Task prompt:
Here are some records; return them all exactly.

Data provided:
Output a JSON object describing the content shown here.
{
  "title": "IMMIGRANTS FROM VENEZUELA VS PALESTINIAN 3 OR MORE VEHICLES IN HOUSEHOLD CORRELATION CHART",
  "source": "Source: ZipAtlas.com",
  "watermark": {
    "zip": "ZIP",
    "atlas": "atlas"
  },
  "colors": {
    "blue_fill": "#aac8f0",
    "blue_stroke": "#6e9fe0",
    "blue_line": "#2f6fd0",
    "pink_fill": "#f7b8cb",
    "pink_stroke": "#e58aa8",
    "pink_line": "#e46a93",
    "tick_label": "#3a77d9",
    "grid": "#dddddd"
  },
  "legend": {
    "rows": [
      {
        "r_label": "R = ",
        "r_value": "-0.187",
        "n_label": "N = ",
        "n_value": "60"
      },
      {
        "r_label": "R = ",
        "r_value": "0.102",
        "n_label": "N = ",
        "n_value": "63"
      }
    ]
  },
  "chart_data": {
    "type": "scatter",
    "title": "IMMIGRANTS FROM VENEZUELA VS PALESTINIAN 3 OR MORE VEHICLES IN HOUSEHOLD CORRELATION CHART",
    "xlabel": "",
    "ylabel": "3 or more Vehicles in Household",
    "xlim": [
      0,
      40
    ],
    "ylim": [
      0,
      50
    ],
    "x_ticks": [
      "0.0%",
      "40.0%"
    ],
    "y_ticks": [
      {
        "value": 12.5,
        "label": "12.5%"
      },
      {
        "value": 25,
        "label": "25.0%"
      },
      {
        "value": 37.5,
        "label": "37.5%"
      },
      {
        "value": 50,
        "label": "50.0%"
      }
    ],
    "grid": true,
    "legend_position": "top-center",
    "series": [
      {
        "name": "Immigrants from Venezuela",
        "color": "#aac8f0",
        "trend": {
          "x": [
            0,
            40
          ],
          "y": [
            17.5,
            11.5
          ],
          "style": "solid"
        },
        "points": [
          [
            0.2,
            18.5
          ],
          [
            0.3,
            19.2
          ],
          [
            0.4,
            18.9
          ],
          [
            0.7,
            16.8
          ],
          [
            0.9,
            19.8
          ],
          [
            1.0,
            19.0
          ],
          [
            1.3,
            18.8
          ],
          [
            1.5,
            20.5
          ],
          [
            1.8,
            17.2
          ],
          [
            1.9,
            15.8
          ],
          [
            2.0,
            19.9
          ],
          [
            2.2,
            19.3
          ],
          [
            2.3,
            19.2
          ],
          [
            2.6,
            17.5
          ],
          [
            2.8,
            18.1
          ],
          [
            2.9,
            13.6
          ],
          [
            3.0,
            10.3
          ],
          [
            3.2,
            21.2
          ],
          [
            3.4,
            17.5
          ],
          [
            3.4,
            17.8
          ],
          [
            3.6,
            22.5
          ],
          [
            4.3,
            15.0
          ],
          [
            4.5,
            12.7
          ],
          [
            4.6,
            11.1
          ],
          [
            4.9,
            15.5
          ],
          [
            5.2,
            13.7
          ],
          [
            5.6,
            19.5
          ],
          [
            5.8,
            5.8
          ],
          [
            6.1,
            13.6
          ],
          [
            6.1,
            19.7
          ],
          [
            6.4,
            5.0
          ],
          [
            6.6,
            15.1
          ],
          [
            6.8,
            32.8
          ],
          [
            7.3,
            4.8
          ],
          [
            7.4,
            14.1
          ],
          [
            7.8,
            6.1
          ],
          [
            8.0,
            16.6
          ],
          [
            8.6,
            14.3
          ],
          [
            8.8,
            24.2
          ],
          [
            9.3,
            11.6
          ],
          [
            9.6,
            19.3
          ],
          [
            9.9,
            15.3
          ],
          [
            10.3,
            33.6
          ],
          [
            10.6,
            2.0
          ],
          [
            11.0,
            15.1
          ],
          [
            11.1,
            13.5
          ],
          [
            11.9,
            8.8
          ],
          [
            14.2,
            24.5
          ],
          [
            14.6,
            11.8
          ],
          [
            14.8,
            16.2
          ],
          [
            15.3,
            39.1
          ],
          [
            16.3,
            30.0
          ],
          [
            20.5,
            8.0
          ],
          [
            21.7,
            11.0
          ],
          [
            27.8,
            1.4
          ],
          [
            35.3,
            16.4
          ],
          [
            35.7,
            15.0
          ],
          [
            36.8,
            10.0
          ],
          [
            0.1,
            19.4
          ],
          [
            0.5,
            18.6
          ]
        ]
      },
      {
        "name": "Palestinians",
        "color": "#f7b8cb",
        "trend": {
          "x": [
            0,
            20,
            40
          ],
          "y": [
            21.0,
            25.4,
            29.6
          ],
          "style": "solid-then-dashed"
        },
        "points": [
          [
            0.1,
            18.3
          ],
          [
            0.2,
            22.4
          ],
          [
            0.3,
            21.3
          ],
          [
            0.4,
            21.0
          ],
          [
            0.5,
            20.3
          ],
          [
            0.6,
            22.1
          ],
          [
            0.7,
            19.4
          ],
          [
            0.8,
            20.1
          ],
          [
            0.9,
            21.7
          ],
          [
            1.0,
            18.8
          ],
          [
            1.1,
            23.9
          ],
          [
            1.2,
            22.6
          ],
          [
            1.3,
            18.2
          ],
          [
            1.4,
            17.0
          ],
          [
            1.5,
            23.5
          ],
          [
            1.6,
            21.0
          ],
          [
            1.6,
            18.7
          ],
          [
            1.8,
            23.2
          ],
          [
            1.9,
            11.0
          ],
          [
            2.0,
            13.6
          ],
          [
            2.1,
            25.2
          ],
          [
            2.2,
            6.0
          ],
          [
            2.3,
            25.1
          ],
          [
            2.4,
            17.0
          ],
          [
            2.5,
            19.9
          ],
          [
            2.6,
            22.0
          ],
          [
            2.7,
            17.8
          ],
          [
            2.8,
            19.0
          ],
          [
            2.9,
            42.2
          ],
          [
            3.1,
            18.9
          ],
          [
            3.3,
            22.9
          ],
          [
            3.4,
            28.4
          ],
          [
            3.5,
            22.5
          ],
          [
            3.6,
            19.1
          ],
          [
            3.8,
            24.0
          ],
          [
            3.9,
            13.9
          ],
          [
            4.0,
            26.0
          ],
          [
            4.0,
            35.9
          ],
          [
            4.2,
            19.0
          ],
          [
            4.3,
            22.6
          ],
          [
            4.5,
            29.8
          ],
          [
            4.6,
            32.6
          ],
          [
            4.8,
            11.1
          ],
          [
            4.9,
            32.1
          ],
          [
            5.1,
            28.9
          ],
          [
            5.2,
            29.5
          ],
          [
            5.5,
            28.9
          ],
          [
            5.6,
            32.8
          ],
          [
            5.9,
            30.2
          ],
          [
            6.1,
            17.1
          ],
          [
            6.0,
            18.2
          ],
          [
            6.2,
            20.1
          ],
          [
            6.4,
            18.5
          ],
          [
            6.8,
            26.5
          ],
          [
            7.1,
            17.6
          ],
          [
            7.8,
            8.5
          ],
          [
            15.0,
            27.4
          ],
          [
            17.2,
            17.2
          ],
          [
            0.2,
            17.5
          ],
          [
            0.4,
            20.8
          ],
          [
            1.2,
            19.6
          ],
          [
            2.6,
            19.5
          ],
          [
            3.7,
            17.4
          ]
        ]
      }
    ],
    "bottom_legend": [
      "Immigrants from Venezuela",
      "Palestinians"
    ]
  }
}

Exercise result:
Output a JSON object describing the content shown here.
{
  "title": "IMMIGRANTS FROM VENEZUELA VS PALESTINIAN 3 OR MORE VEHICLES IN HOUSEHOLD CORRELATION CHART",
  "source": "Source: ZipAtlas.com",
  "watermark": {
    "zip": "ZIP",
    "atlas": "atlas"
  },
  "colors": {
    "blue_fill": "#aac8f0",
    "blue_stroke": "#6e9fe0",
    "blue_line": "#2f6fd0",
    "pink_fill": "#f7b8cb",
    "pink_stroke": "#e58aa8",
    "pink_line": "#e46a93",
    "tick_label": "#3a77d9",
    "grid": "#dddddd"
  },
  "legend": {
    "rows": [
      {
        "r_label": "R = ",
        "r_value": "-0.187",
        "n_label": "N = ",
        "n_value": "60"
      },
      {
        "r_label": "R = ",
        "r_value": "0.102",
        "n_label": "N = ",
        "n_value": "63"
      }
    ]
  },
  "chart_data": {
    "type": "scatter",
    "title": "IMMIGRANTS FROM VENEZUELA VS PALESTINIAN 3 OR MORE VEHICLES IN HOUSEHOLD CORRELATION CHART",
    "xlabel": "",
    "ylabel": "3 or more Vehicles in Household",
    "xlim": [
      0,
      40
    ],
    "ylim": [
      0,
      50
    ],
    "x_ticks": [
      "0.0%",
      "40.0%"
    ],
    "y_ticks": [
      {
        "value": 12.5,
        "label": "12.5%"
      },
      {
        "value": 25,
        "label": "25.0%"
      },
      {
        "value": 37.5,
        "label": "37.5%"
      },
      {
        "value": 50,
        "label": "50.0%"
      }
    ],
    "grid": true,
    "legend_position": "top-center",
    "series": [
      {
        "name": "Immigrants from Venezuela",
        "color": "#aac8f0",
        "trend": {
          "x": [
            0,
            40
          ],
          "y": [
            17.5,
            11.5
          ],
          "style": "solid"
        },
        "points": [
          [
            0.2,
            18.5
          ],
          [
            0.3,
            19.2
          ],
          [
            0.4,
            18.9
          ],
          [
            0.7,
            16.8
          ],
          [
            0.9,
            19.8
          ],
          [
            1.0,
            19.0
          ],
          [
            1.3,
            18.8
          ],
          [
            1.5,
            20.5
          ],
          [
            1.8,
            17.2
          ],
          [
            1.9,
            15.8
          ],
          [
            2.0,
            19.9
          ],
          [
            2.2,
            19.3
          ],
          [
            2.3,
            19.2
          ],
          [
            2.6,
            17.5
          ],
          [
            2.8,
            18.1
          ],
          [
            2.9,
            13.6
          ],
          [
            3.0,
            10.3
          ],
          [
            3.2,
            21.2
          ],
          [
            3.4,
            17.5
          ],
          [
            3.4,
            17.8
          ],
          [
            3.6,
            22.5
          ],
          [
            4.3,
            15.0
          ],
          [
            4.5,
            12.7
          ],
          [
            4.6,
            11.1
          ],
          [
            4.9,
            15.5
          ],
          [
            5.2,
            13.7
          ],
          [
            5.6,
            19.5
          ],
          [
            5.8,
            5.8
          ],
          [
            6.1,
            13.6
          ],
          [
            6.1,
            19.7
          ],
          [
            6.4,
            5.0
          ],
          [
            6.6,
            15.1
          ],
          [
            6.8,
            32.8
          ],
          [
            7.3,
            4.8
          ],
          [
            7.4,
            14.1
          ],
          [
            7.8,
            6.1
          ],
          [
            8.0,
            16.6
          ],
          [
            8.6,
            14.3
          ],
          [
            8.8,
            24.2
          ],
          [
            9.3,
            11.6
          ],
          [
            9.6,
            19.3
          ],
          [
            9.9,
            15.3
          ],
          [
            10.3,
            33.6
          ],
          [
            10.6,
            2.0
          ],
          [
            11.0,
            15.1
          ],
          [
            11.1,
            13.5
          ],
          [
            11.9,
            8.8
          ],
          [
            14.2,
            24.5
          ],
          [
            14.6,
            11.8
          ],
          [
            14.8,
            16.2
          ],
          [
            15.3,
            39.1
          ],
          [
            16.3,
            30.0
          ],
          [
            20.5,
            8.0
          ],
          [
            21.7,
            11.0
          ],
          [
            27.8,
            1.4
          ],
          [
            35.3,
            16.4
          ],
          [
            35.7,
            15.0
          ],
          [
            36.8,
            10.0
          ],
          [
            0.1,
            19.4
          ],
          [
            0.5,
            18.6
          ]
        ]
      },
      {
        "name": "Palestinians",
        "color": "#f7b8cb",
        "trend": {
          "x": [
            0,
            20,
            40
          ],
          "y": [
            21.0,
            25.4,
            29.6
          ],
          "style": "solid-then-dashed"
        },
        "points": [
          [
            0.1,
            18.3
          ],
          [
            0.2,
            22.4
          ],
          [
            0.3,
            21.3
          ],
          [
            0.4,
            21.0
          ],
          [
            0.5,
            20.3
          ],
          [
            0.6,
            22.1
          ],
          [
            0.7,
            19.4
          ],
          [
            0.8,
            20.1
          ],
          [
            0.9,
            21.7
          ],
          [
            1.0,
            18.8
          ],
          [
            1.1,
            23.9
          ],
          [
            1.2,
            22.6
          ],
          [
            1.3,
            18.2
          ],
          [
            1.4,
            17.0
          ],
          [
            1.5,
            23.5
          ],
          [
            1.6,
            21.0
          ],
          [
            1.6,
            18.7
          ],
          [
            1.8,
            23.2
          ],
          [
            1.9,
            11.0
          ],
          [
            2.0,
            13.6
          ],
          [
            2.1,
            25.2
          ],
          [
            2.2,
            6.0
          ],
          [
            2.3,
            25.1
          ],
          [
            2.4,
            17.0
          ],
          [
            2.5,
            19.9
          ],
          [
            2.6,
            22.0
          ],
          [
            2.7,
            17.8
          ],
          [
            2.8,
            19.0
          ],
          [
            2.9,
            42.2
          ],
          [
            3.1,
            18.9
          ],
          [
            3.3,
            22.9
          ],
          [
            3.4,
            28.4
          ],
          [
            3.5,
            22.5
          ],
          [
            3.6,
            19.1
          ],
          [
            3.8,
            24.0
          ],
          [
            3.9,
            13.9
          ],
          [
            4.0,
            26.0
          ],
          [
            4.0,
            35.9
          ],
          [
            4.2,
            19.0
          ],
          [
            4.3,
            22.6
          ],
          [
            4.5,
            29.8
          ],
          [
            4.6,
            32.6
          ],
          [
            4.8,
            11.1
          ],
          [
            4.9,
            32.1
          ],
          [
            5.1,
            28.9
          ],
          [
            5.2,
            29.5
          ],
          [
            5.5,
            28.9
          ],
          [
            5.6,
            32.8
          ],
          [
            5.9,
            30.2
          ],
          [
            6.1,
            17.1
          ],
          [
            6.0,
            18.2
          ],
          [
            6.2,
            20.1
          ],
          [
            6.4,
            18.5
          ],
          [
            6.8,
            26.5
          ],
          [
            7.1,
            17.6
          ],
          [
            7.8,
            8.5
          ],
          [
            15.0,
            27.4
          ],
          [
            17.2,
            17.2
          ],
          [
            0.2,
            17.5
          ],
          [
            0.4,
            20.8
          ],
          [
            1.2,
            19.6
          ],
          [
            2.6,
            19.5
          ],
          [
            3.7,
            17.4
          ]
        ]
      }
    ],
    "bottom_legend": [
      "Immigrants from Venezuela",
      "Palestinians"
    ]
  }
}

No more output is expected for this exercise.